--- DATASET EXTRACT ---
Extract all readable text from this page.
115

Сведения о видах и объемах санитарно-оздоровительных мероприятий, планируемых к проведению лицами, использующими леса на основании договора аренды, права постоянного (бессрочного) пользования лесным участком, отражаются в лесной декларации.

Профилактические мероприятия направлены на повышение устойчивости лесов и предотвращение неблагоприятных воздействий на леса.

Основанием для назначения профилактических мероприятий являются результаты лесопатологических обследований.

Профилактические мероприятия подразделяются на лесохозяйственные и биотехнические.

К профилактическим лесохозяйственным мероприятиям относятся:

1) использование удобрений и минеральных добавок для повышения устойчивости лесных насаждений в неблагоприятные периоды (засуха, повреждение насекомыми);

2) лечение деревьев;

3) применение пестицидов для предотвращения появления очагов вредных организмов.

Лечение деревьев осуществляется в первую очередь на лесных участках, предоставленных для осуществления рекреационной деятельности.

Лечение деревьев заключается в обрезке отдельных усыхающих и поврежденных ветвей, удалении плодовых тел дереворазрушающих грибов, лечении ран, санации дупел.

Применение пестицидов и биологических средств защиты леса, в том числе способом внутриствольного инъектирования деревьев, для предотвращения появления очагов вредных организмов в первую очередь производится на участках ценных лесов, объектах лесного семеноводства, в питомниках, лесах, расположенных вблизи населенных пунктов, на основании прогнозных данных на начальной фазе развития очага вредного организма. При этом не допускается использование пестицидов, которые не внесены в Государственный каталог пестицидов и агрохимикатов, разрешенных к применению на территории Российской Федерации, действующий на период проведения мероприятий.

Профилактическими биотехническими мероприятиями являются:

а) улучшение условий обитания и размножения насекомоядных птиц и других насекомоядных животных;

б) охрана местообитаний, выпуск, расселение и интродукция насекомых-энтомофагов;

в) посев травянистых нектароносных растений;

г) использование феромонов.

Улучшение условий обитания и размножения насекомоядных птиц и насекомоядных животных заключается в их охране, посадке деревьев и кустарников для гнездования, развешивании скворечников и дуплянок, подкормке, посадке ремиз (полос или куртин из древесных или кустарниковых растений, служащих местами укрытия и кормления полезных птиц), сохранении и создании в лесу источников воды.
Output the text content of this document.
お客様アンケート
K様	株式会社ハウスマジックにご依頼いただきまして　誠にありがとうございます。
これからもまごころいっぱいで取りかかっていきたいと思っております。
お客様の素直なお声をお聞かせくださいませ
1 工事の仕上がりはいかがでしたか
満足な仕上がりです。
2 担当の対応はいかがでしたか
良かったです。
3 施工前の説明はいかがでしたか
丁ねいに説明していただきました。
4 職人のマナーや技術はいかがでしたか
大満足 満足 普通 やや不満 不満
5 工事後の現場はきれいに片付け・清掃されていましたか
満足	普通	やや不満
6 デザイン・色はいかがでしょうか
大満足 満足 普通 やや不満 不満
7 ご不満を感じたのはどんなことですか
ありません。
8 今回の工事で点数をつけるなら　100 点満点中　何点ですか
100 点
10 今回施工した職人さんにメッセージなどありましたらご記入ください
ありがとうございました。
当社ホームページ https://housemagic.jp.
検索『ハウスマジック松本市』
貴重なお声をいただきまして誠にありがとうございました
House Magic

--- STATED EXERCISE ---
All lines of the data above that include the word "животных" must be shown.

--- ANSWER IN FULL ---
а) улучшение условий обитания и размножения насекомоядных птиц и других насекомоядных животных;
Улучшение условий обитания и размножения насекомоядных птиц и насекомоядных животных заключается в их охране, посадке деревьев и кустарников для гнездования, развешивании скворечников и дуплянок, подкормке, посадке ремиз (полос или куртин из древесных или кустарниковых растений, служащих местами укрытия и кормления полезных птиц), сохранении и создании в лесу источников воды.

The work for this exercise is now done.